▶ _Entries_:
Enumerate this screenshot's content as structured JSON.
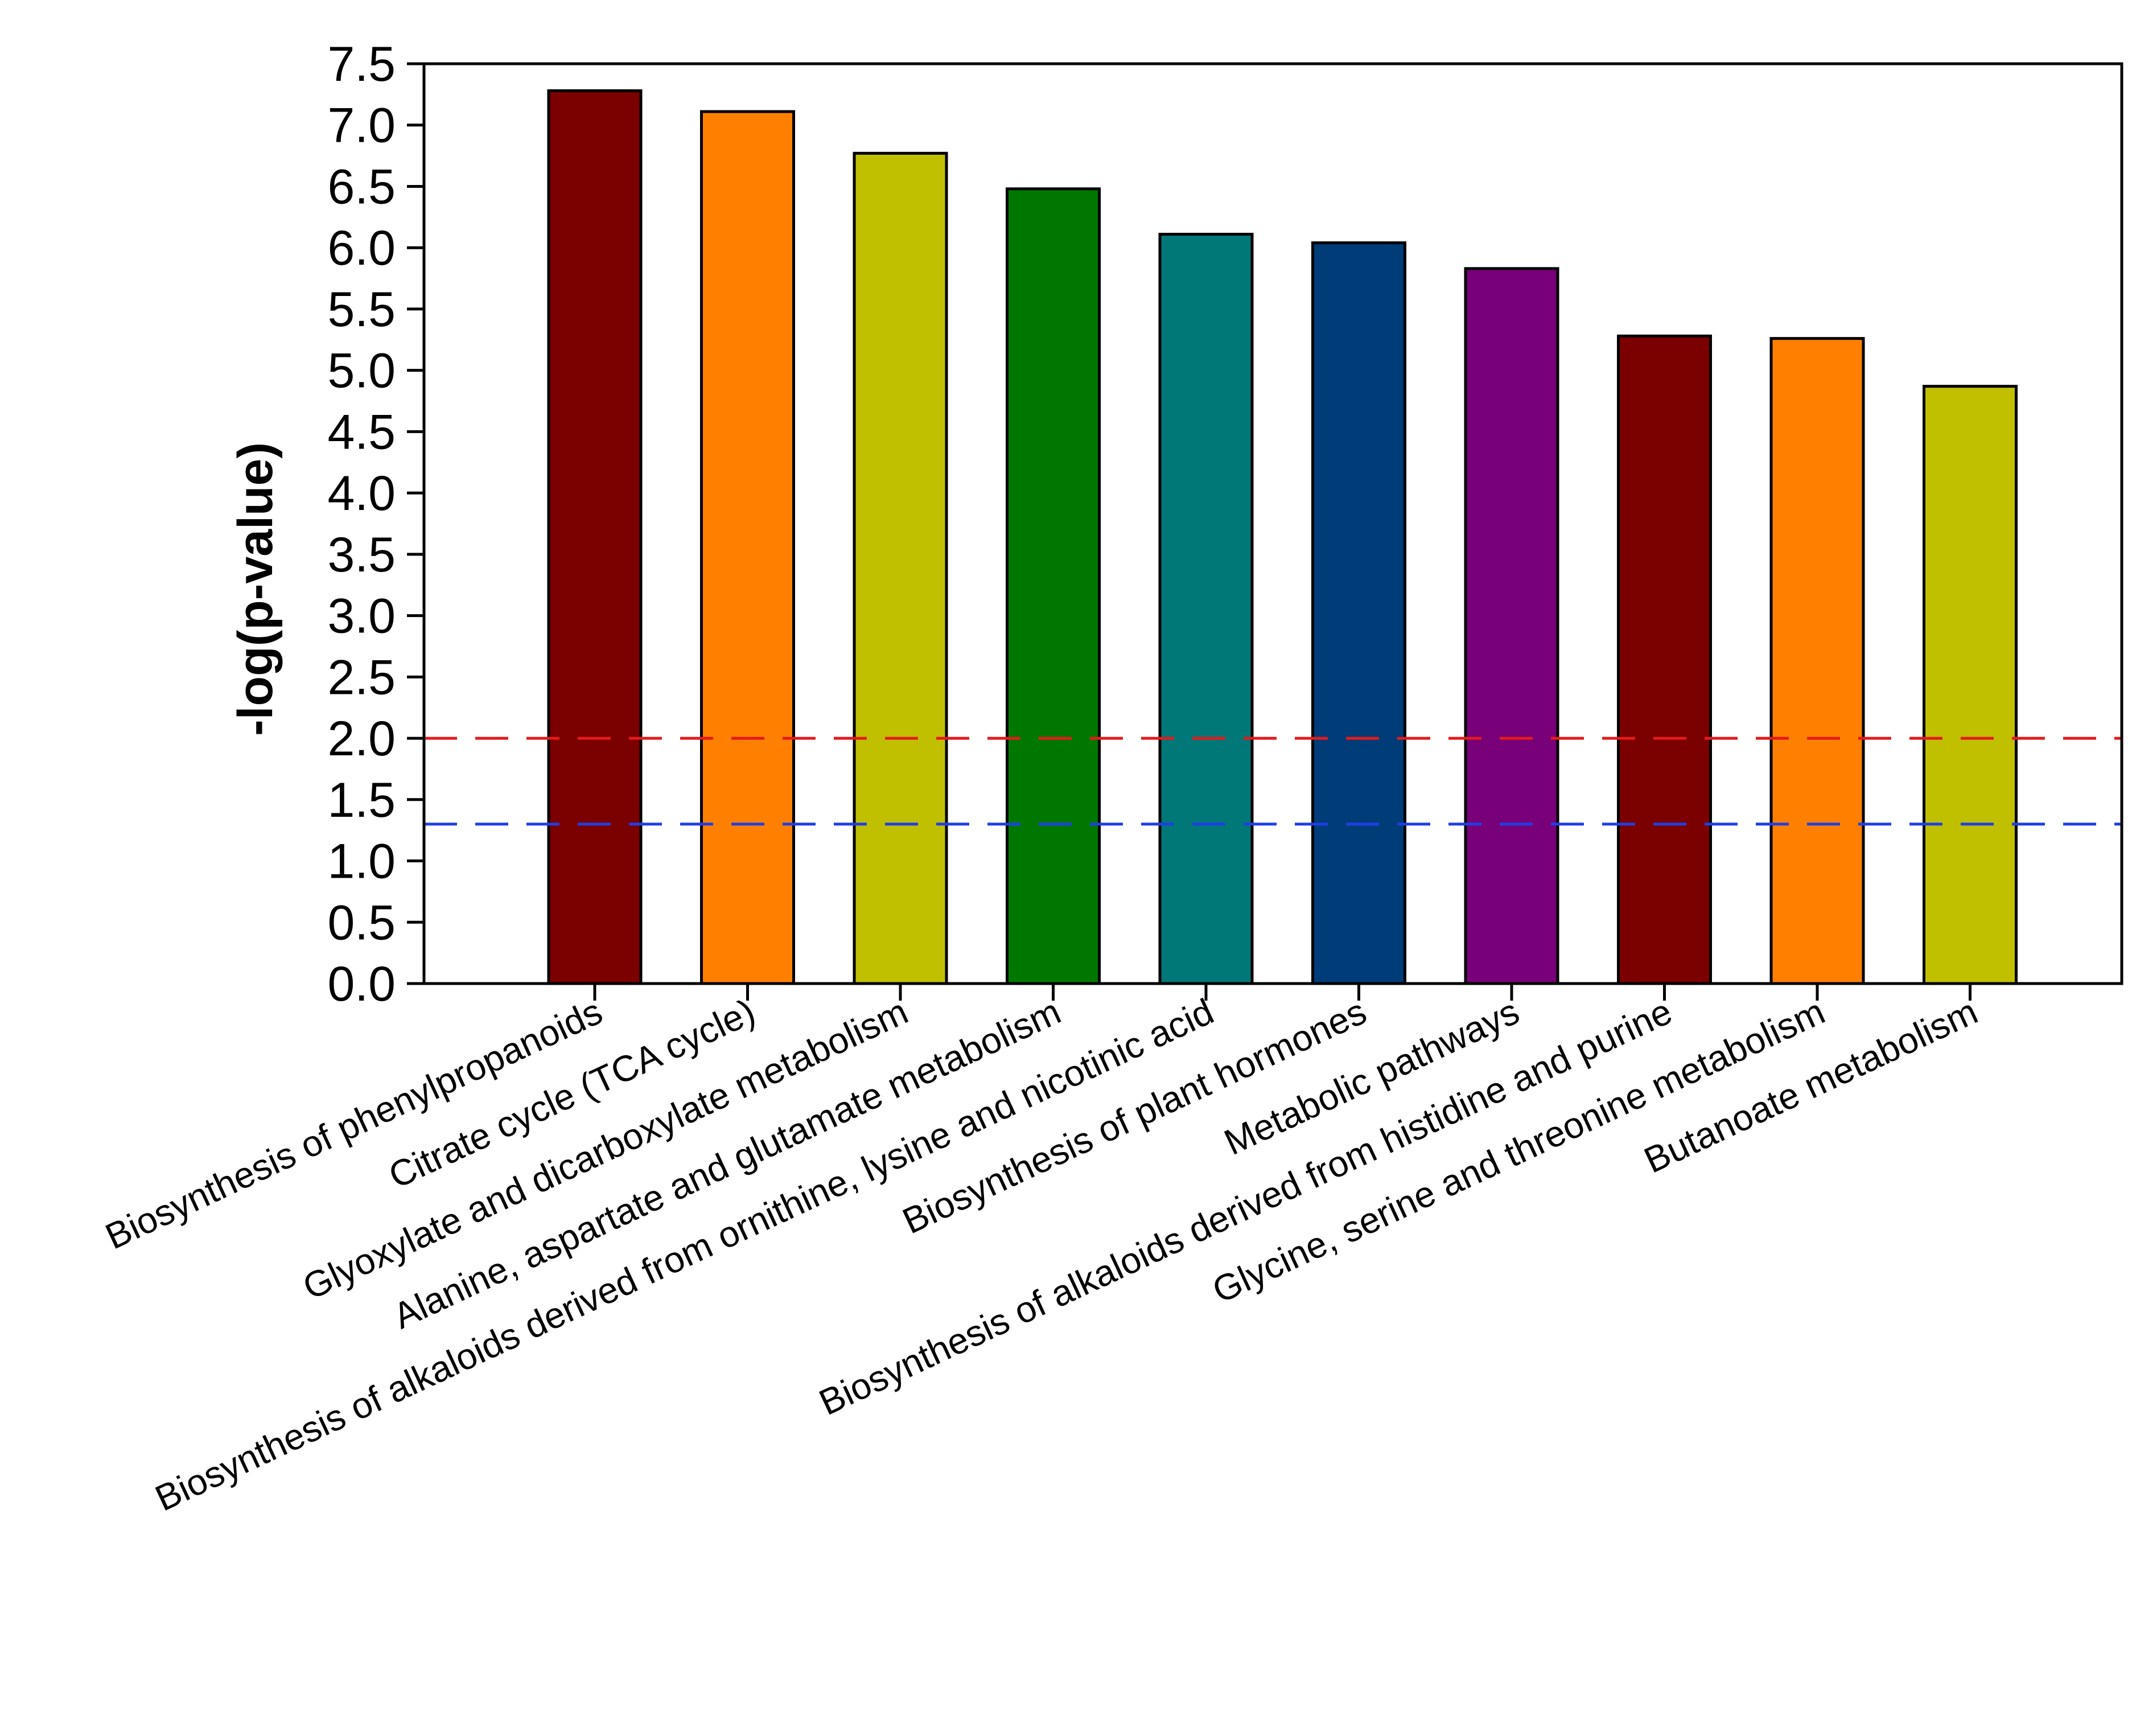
{
  "chart_data": {
    "type": "bar",
    "title": "",
    "xlabel": "",
    "ylabel": "-log(p-value)",
    "ylim": [
      0,
      7.5
    ],
    "yticks": [
      "0.0",
      "0.5",
      "1.0",
      "1.5",
      "2.0",
      "2.5",
      "3.0",
      "3.5",
      "4.0",
      "4.5",
      "5.0",
      "5.5",
      "6.0",
      "6.5",
      "7.0",
      "7.5"
    ],
    "grid": false,
    "categories": [
      "Biosynthesis of phenylpropanoids",
      "Citrate cycle (TCA cycle)",
      "Glyoxylate and dicarboxylate metabolism",
      "Alanine, aspartate and glutamate metabolism",
      "Biosynthesis of alkaloids derived from ornithine, lysine and nicotinic acid",
      "Biosynthesis of plant hormones",
      "Metabolic pathways",
      "Biosynthesis of alkaloids derived from histidine and purine",
      "Glycine, serine and threonine metabolism",
      "Butanoate metabolism"
    ],
    "values": [
      7.28,
      7.11,
      6.77,
      6.48,
      6.11,
      6.04,
      5.83,
      5.28,
      5.26,
      4.87
    ],
    "colors": [
      "#7b0000",
      "#ff8000",
      "#c0c000",
      "#007800",
      "#007878",
      "#003c78",
      "#780078",
      "#7b0000",
      "#ff8000",
      "#c0c000"
    ],
    "reference_lines": [
      {
        "value": 2.0,
        "color": "#e41a1c",
        "style": "dashed"
      },
      {
        "value": 1.3,
        "color": "#1f3fe6",
        "style": "dashed"
      }
    ]
  }
}
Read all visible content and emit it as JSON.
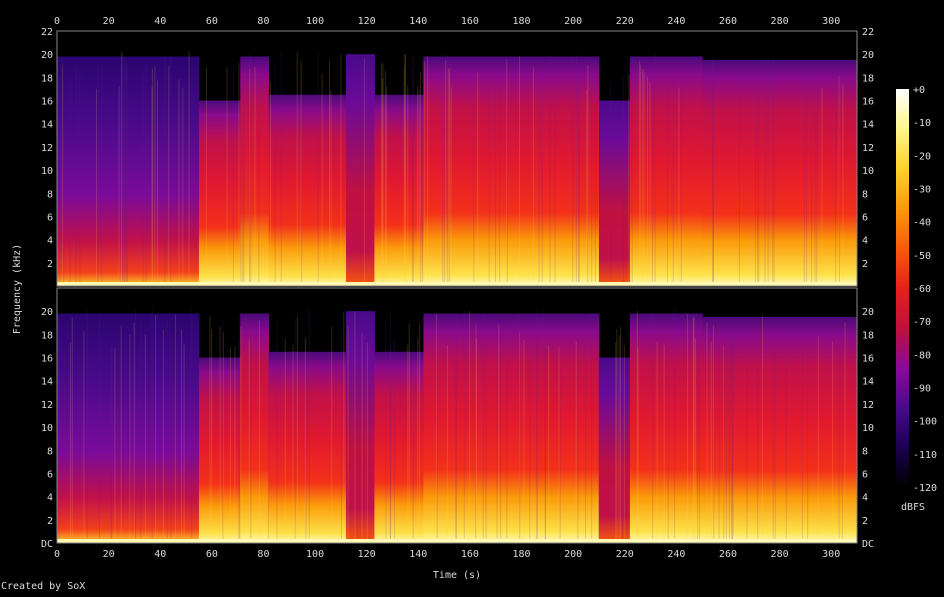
{
  "chart_data": {
    "type": "heatmap",
    "title": "",
    "xlabel": "Time (s)",
    "ylabel": "Frequency (kHz)",
    "xlim": [
      0,
      310
    ],
    "ylim": [
      0,
      22
    ],
    "x_ticks": [
      "0",
      "20",
      "40",
      "60",
      "80",
      "100",
      "120",
      "140",
      "160",
      "180",
      "200",
      "220",
      "240",
      "260",
      "280",
      "300"
    ],
    "channel_top_y_ticks": [
      "2",
      "4",
      "6",
      "8",
      "10",
      "12",
      "14",
      "16",
      "18",
      "20",
      "22"
    ],
    "channel_bottom_y_ticks": [
      "DC",
      "2",
      "4",
      "6",
      "8",
      "10",
      "12",
      "14",
      "16",
      "18",
      "20"
    ],
    "colorbar": {
      "label": "dBFS",
      "ticks": [
        "+0",
        "-10",
        "-20",
        "-30",
        "-40",
        "-50",
        "-60",
        "-70",
        "-80",
        "-90",
        "-100",
        "-110",
        "-120"
      ],
      "range": [
        -120,
        0
      ],
      "colors": [
        "#000000",
        "#1a0050",
        "#4a0a8a",
        "#8a0a9a",
        "#c0103a",
        "#e8201c",
        "#f85a0a",
        "#fb9a0a",
        "#fdd22a",
        "#fff58a",
        "#ffffff"
      ]
    },
    "channels": 2,
    "segments": [
      {
        "start": 0,
        "end": 55,
        "top_khz": 19.8,
        "level": "quiet"
      },
      {
        "start": 55,
        "end": 71,
        "top_khz": 16.0,
        "level": "loud"
      },
      {
        "start": 71,
        "end": 82,
        "top_khz": 19.8,
        "level": "loud"
      },
      {
        "start": 82,
        "end": 112,
        "top_khz": 16.5,
        "level": "loud"
      },
      {
        "start": 112,
        "end": 123,
        "top_khz": 20.0,
        "level": "dip"
      },
      {
        "start": 123,
        "end": 142,
        "top_khz": 16.5,
        "level": "loud"
      },
      {
        "start": 142,
        "end": 210,
        "top_khz": 19.8,
        "level": "loud"
      },
      {
        "start": 210,
        "end": 222,
        "top_khz": 16.0,
        "level": "dip"
      },
      {
        "start": 222,
        "end": 250,
        "top_khz": 19.8,
        "level": "loud"
      },
      {
        "start": 250,
        "end": 310,
        "top_khz": 19.5,
        "level": "loud"
      }
    ],
    "credit": "Created by SoX"
  }
}
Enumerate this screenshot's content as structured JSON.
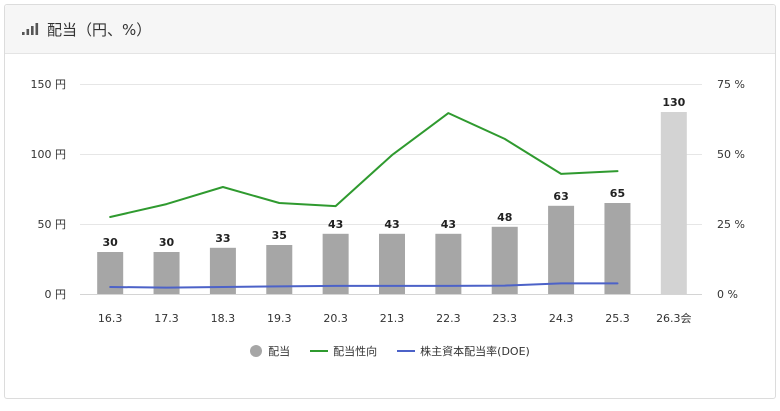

▶ _Stated goal_: All of the records above must be copied exactly, except for the pictures.

▶ _Answer_:
Enumerate this screenshot's content as structured JSON.
{
  "chart_data": {
    "type": "bar",
    "title": "",
    "xlabel": "",
    "ylabel": "-log(p-value)",
    "ylim": [
      0,
      7.5
    ],
    "yticks": [
      "0.0",
      "0.5",
      "1.0",
      "1.5",
      "2.0",
      "2.5",
      "3.0",
      "3.5",
      "4.0",
      "4.5",
      "5.0",
      "5.5",
      "6.0",
      "6.5",
      "7.0",
      "7.5"
    ],
    "grid": false,
    "categories": [
      "Biosynthesis of phenylpropanoids",
      "Citrate cycle (TCA cycle)",
      "Glyoxylate and dicarboxylate metabolism",
      "Alanine, aspartate and glutamate metabolism",
      "Biosynthesis of alkaloids derived from ornithine, lysine and nicotinic acid",
      "Biosynthesis of plant hormones",
      "Metabolic pathways",
      "Biosynthesis of alkaloids derived from histidine and purine",
      "Glycine, serine and threonine metabolism",
      "Butanoate metabolism"
    ],
    "values": [
      7.28,
      7.11,
      6.77,
      6.48,
      6.11,
      6.04,
      5.83,
      5.28,
      5.26,
      4.87
    ],
    "colors": [
      "#7b0000",
      "#ff8000",
      "#c0c000",
      "#007800",
      "#007878",
      "#003c78",
      "#780078",
      "#7b0000",
      "#ff8000",
      "#c0c000"
    ],
    "reference_lines": [
      {
        "value": 2.0,
        "color": "#e41a1c",
        "style": "dashed"
      },
      {
        "value": 1.3,
        "color": "#1f3fe6",
        "style": "dashed"
      }
    ]
  }
}
Read all visible content and emit it as JSON.
{
  "chart_data": {
    "type": "heatmap",
    "title": "",
    "xlabel": "Time (s)",
    "ylabel": "Frequency (kHz)",
    "xlim": [
      0,
      310
    ],
    "ylim": [
      0,
      22
    ],
    "x_ticks": [
      "0",
      "20",
      "40",
      "60",
      "80",
      "100",
      "120",
      "140",
      "160",
      "180",
      "200",
      "220",
      "240",
      "260",
      "280",
      "300"
    ],
    "channel_top_y_ticks": [
      "2",
      "4",
      "6",
      "8",
      "10",
      "12",
      "14",
      "16",
      "18",
      "20",
      "22"
    ],
    "channel_bottom_y_ticks": [
      "DC",
      "2",
      "4",
      "6",
      "8",
      "10",
      "12",
      "14",
      "16",
      "18",
      "20"
    ],
    "colorbar": {
      "label": "dBFS",
      "ticks": [
        "+0",
        "-10",
        "-20",
        "-30",
        "-40",
        "-50",
        "-60",
        "-70",
        "-80",
        "-90",
        "-100",
        "-110",
        "-120"
      ],
      "range": [
        -120,
        0
      ],
      "colors": [
        "#000000",
        "#1a0050",
        "#4a0a8a",
        "#8a0a9a",
        "#c0103a",
        "#e8201c",
        "#f85a0a",
        "#fb9a0a",
        "#fdd22a",
        "#fff58a",
        "#ffffff"
      ]
    },
    "channels": 2,
    "segments": [
      {
        "start": 0,
        "end": 55,
        "top_khz": 19.8,
        "level": "quiet"
      },
      {
        "start": 55,
        "end": 71,
        "top_khz": 16.0,
        "level": "loud"
      },
      {
        "start": 71,
        "end": 82,
        "top_khz": 19.8,
        "level": "loud"
      },
      {
        "start": 82,
        "end": 112,
        "top_khz": 16.5,
        "level": "loud"
      },
      {
        "start": 112,
        "end": 123,
        "top_khz": 20.0,
        "level": "dip"
      },
      {
        "start": 123,
        "end": 142,
        "top_khz": 16.5,
        "level": "loud"
      },
      {
        "start": 142,
        "end": 210,
        "top_khz": 19.8,
        "level": "loud"
      },
      {
        "start": 210,
        "end": 222,
        "top_khz": 16.0,
        "level": "dip"
      },
      {
        "start": 222,
        "end": 250,
        "top_khz": 19.8,
        "level": "loud"
      },
      {
        "start": 250,
        "end": 310,
        "top_khz": 19.5,
        "level": "loud"
      }
    ],
    "credit": "Created by SoX"
  }
}
Enumerate this screenshot's content as structured JSON.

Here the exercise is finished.